-------- Supplied records

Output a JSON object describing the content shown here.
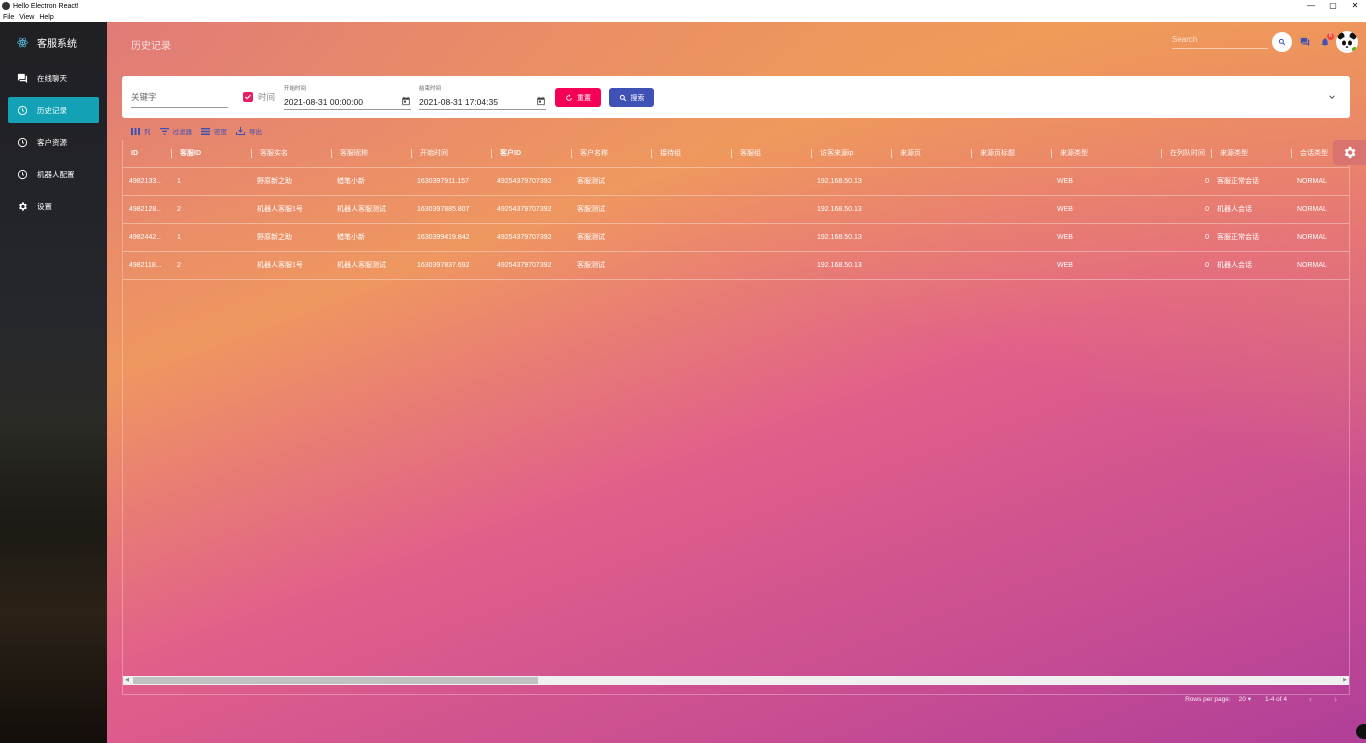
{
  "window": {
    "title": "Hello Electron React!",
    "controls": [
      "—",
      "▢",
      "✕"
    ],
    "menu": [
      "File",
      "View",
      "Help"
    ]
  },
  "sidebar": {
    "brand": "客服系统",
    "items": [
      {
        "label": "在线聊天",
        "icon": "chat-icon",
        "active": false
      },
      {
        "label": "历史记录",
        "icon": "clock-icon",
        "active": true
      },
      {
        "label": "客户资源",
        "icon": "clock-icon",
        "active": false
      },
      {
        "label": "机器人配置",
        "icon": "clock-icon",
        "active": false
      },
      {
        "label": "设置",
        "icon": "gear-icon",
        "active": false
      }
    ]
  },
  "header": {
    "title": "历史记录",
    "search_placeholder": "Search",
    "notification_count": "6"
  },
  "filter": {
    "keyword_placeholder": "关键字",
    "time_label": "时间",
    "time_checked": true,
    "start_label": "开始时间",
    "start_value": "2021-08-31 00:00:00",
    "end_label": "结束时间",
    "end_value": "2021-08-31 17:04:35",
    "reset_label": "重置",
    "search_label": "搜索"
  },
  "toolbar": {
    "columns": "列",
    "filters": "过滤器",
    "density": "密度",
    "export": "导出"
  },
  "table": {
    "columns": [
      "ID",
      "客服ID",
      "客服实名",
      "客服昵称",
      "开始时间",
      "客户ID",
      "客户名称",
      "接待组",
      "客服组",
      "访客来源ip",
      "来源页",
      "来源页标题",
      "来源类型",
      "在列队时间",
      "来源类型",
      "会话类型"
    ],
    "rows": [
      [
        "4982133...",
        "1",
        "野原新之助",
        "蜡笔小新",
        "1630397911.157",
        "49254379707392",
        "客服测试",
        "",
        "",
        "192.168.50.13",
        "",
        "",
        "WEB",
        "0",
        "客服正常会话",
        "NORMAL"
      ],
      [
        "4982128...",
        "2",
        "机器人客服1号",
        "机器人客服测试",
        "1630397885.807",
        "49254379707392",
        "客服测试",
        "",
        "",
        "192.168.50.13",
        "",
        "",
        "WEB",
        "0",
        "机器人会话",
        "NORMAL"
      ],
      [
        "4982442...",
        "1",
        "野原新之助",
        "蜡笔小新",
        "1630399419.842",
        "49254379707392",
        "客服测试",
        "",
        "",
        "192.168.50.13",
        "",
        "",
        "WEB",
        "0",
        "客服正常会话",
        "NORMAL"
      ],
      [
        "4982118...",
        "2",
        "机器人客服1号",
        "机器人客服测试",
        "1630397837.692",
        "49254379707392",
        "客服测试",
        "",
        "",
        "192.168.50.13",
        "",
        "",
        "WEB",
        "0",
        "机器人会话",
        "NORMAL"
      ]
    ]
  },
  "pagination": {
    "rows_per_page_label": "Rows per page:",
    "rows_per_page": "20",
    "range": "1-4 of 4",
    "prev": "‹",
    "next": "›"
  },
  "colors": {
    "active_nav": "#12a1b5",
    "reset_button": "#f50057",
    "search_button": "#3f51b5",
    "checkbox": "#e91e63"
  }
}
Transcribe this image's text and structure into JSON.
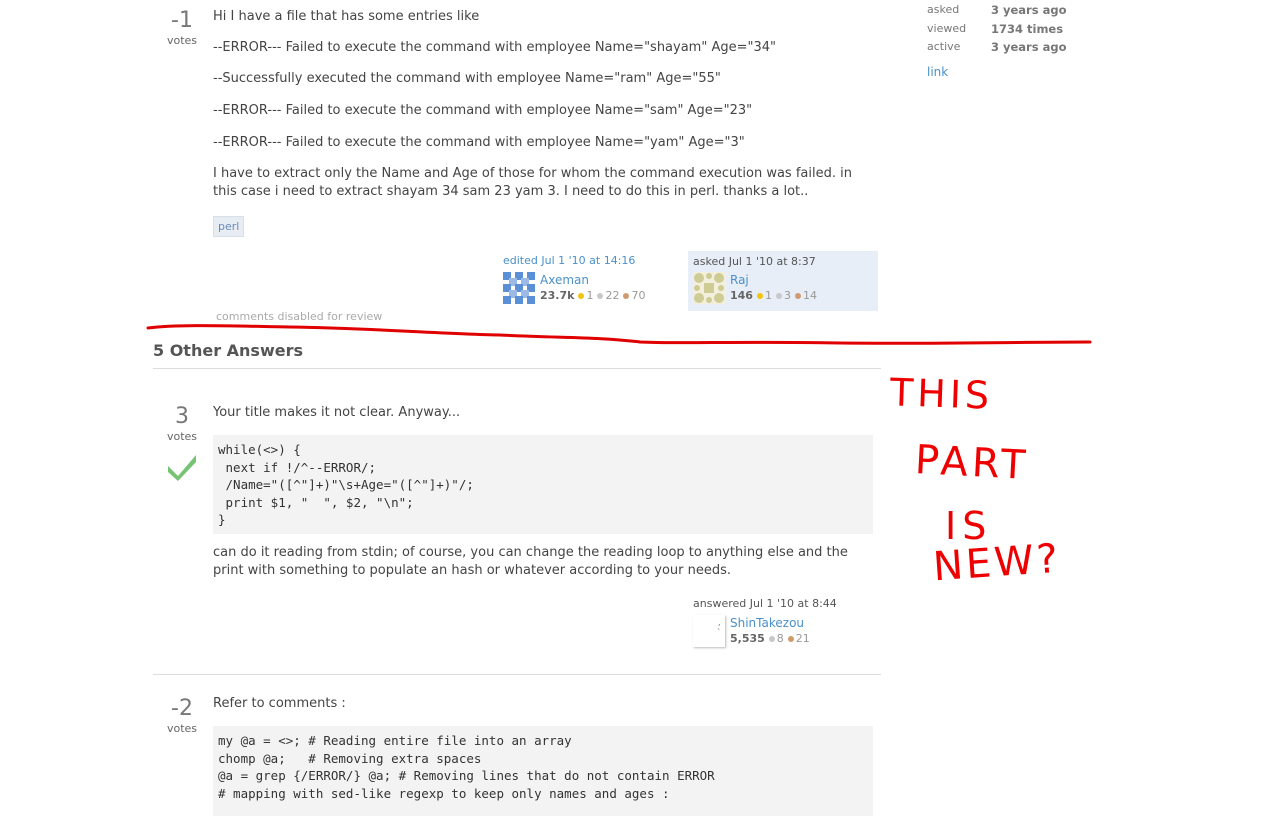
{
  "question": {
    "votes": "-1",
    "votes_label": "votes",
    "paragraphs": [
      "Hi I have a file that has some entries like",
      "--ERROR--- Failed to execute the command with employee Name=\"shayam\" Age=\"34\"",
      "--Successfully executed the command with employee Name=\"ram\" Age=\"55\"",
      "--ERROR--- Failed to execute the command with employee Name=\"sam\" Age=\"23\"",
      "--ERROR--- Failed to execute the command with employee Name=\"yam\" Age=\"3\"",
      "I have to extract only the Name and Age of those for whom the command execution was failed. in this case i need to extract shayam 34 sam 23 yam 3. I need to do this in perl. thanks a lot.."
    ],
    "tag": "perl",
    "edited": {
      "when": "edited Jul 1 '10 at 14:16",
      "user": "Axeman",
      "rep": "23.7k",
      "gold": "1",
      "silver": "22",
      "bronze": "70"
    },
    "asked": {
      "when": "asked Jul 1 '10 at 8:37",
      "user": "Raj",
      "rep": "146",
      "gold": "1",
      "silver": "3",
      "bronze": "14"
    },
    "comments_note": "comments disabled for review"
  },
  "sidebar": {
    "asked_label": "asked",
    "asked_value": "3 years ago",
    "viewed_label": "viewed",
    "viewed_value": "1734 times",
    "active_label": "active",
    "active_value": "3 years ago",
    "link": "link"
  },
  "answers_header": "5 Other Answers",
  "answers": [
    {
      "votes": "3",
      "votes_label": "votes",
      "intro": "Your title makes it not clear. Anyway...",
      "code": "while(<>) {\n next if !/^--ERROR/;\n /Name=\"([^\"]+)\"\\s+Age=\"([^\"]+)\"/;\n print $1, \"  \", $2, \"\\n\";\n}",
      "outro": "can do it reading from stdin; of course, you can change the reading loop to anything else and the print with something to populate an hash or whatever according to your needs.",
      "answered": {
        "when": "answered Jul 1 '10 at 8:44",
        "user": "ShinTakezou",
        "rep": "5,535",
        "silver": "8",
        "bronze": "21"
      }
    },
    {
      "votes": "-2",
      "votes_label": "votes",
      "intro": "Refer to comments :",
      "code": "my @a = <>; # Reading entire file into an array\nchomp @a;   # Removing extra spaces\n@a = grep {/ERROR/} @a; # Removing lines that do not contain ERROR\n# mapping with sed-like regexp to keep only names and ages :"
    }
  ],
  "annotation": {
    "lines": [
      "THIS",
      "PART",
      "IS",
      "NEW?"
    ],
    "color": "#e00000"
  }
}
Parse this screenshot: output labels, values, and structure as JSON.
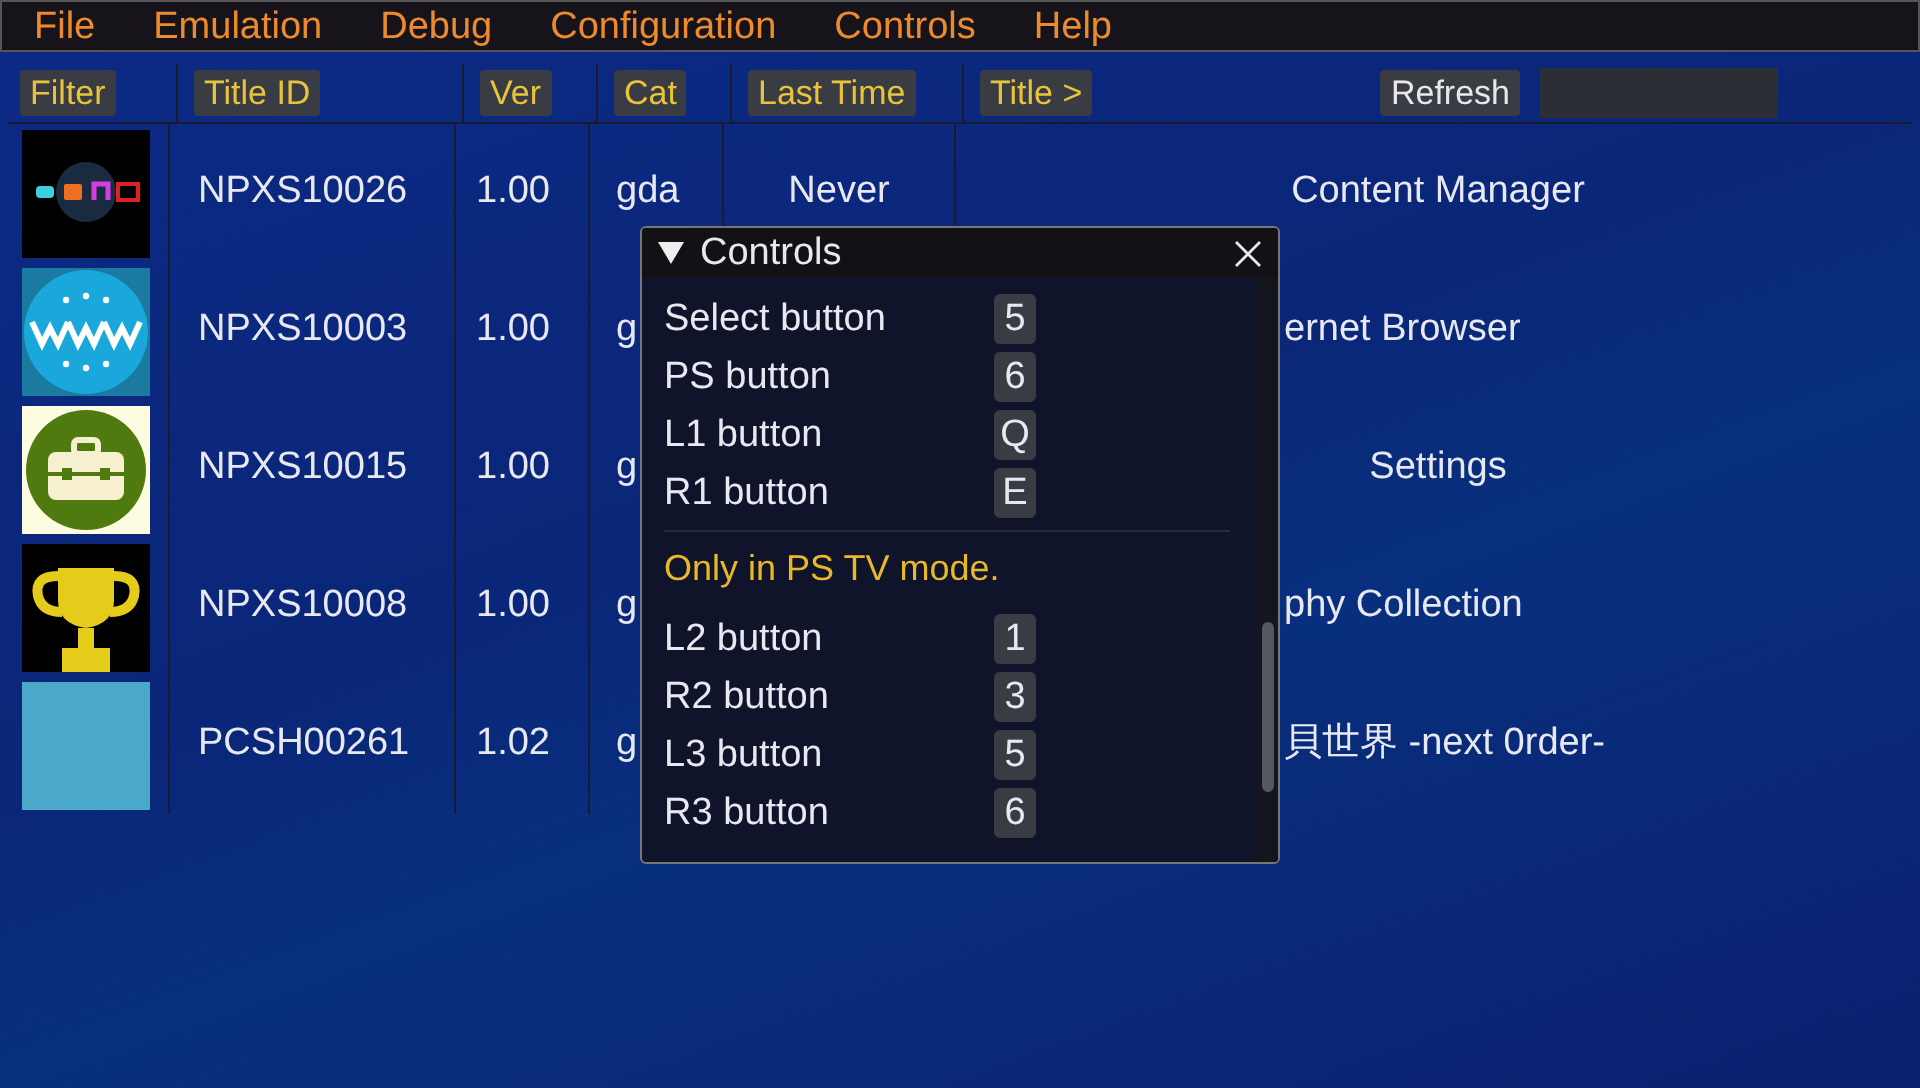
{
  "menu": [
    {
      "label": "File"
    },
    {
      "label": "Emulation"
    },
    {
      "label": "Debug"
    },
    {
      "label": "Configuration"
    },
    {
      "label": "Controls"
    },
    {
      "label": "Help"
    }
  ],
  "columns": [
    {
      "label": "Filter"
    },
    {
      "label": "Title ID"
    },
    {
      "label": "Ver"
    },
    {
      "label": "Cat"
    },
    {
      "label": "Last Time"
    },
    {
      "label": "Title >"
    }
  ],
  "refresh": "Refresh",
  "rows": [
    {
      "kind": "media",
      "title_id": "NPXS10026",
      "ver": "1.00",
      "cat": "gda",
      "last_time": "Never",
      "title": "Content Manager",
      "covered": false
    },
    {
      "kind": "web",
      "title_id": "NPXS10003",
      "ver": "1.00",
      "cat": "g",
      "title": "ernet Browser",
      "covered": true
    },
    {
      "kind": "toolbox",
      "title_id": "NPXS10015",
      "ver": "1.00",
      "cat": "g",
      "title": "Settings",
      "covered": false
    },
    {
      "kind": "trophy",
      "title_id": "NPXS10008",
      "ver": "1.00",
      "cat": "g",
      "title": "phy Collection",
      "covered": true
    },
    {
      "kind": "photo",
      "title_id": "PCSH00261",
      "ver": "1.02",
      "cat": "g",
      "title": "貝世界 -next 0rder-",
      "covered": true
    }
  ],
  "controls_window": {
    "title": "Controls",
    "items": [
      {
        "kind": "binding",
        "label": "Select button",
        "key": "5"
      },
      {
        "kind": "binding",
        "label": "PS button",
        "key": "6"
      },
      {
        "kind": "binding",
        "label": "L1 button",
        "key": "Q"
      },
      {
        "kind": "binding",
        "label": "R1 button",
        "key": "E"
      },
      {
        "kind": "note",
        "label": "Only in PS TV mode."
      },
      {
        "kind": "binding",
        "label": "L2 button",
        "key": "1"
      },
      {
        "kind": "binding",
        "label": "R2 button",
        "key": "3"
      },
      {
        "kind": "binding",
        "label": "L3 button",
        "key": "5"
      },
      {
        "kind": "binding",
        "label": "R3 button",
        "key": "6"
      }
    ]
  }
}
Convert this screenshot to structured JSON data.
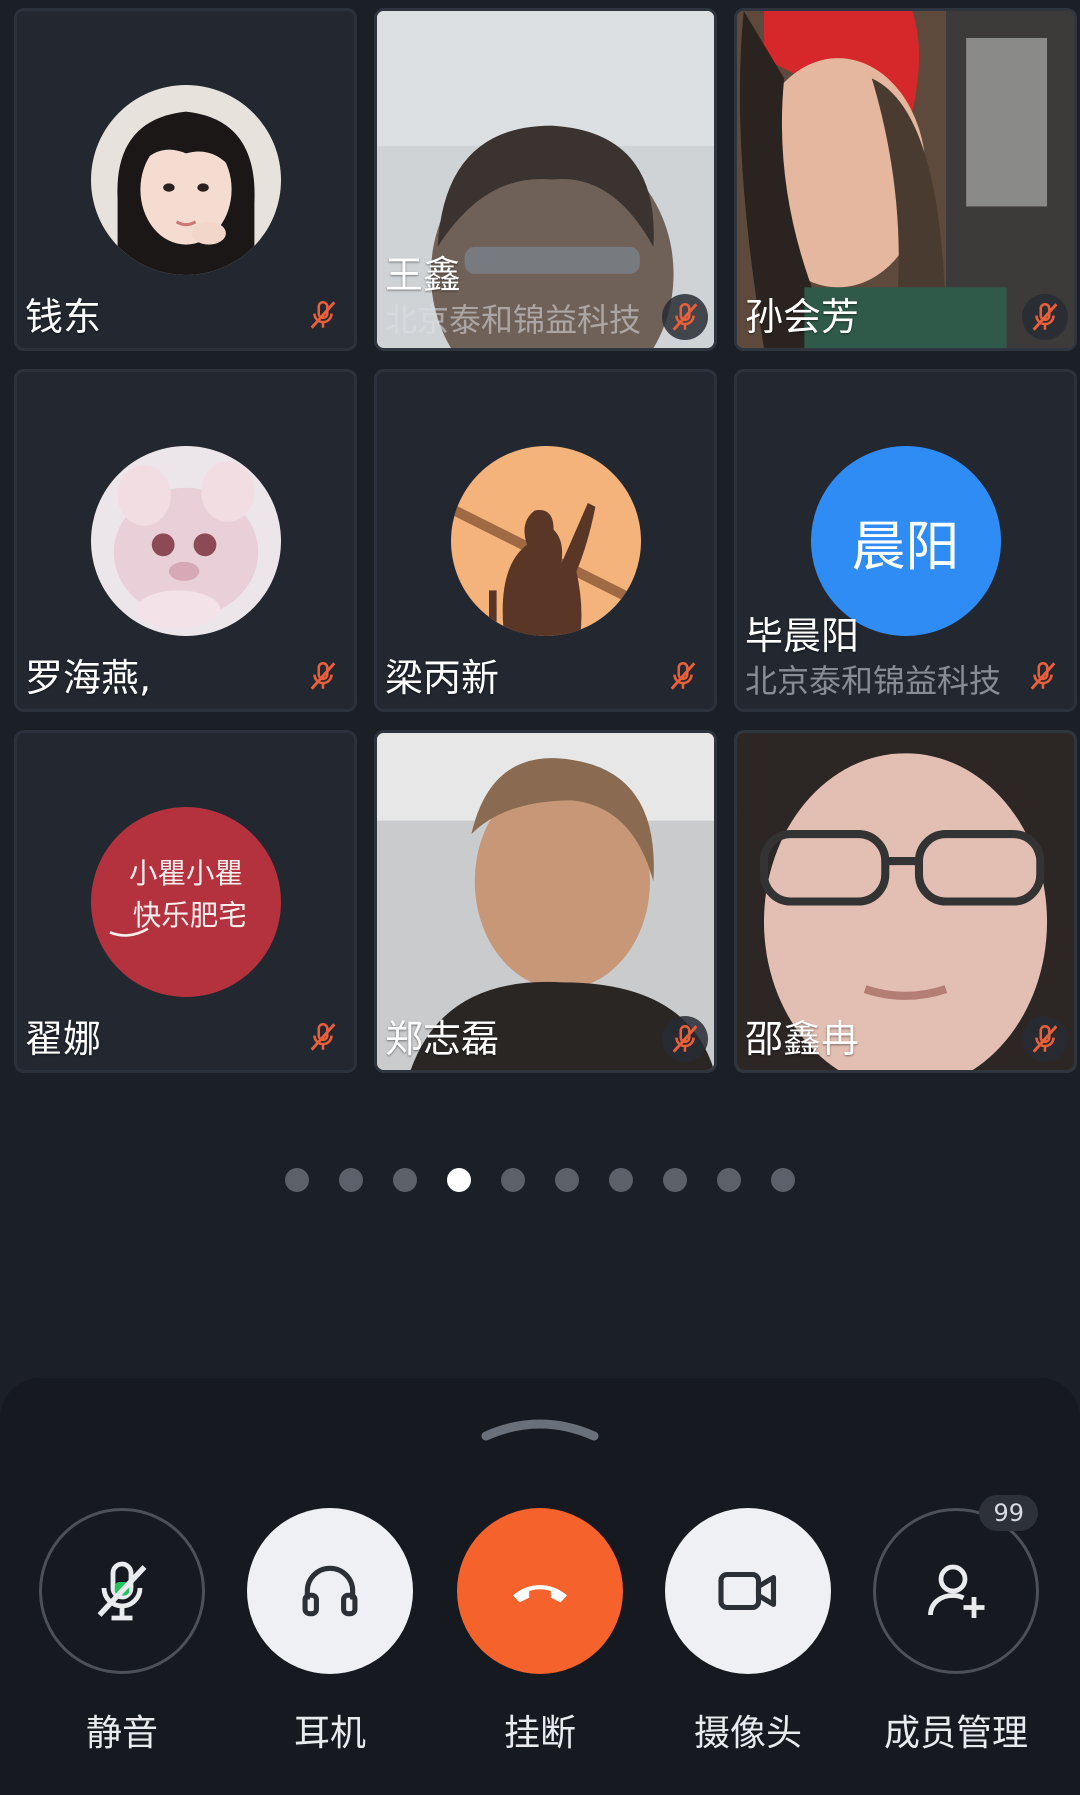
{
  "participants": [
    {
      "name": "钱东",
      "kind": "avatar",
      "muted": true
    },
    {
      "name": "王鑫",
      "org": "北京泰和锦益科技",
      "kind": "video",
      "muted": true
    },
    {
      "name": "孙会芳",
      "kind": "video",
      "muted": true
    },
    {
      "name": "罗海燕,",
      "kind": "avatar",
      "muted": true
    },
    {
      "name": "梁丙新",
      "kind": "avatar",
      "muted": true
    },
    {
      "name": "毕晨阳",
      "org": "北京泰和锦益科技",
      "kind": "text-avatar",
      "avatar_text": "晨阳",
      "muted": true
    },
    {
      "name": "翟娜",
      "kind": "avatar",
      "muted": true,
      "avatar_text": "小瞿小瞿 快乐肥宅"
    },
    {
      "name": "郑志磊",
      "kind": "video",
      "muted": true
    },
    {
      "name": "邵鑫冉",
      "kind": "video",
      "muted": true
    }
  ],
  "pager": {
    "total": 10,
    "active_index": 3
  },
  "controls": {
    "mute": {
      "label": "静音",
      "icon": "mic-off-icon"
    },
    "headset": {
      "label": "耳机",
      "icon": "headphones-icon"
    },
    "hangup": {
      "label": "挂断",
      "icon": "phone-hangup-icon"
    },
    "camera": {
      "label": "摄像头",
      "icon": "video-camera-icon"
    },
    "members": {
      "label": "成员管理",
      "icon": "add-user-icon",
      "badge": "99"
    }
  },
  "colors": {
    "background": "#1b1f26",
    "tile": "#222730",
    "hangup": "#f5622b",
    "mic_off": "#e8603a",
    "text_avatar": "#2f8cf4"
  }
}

----------------

*Set task*.
Where a line contains "user", copy that line.

*Solution to this problem*.
      "user": "Axeman",
      "user": "Raj",
        "user": "ShinTakezou",
      "icon": "add-user-icon",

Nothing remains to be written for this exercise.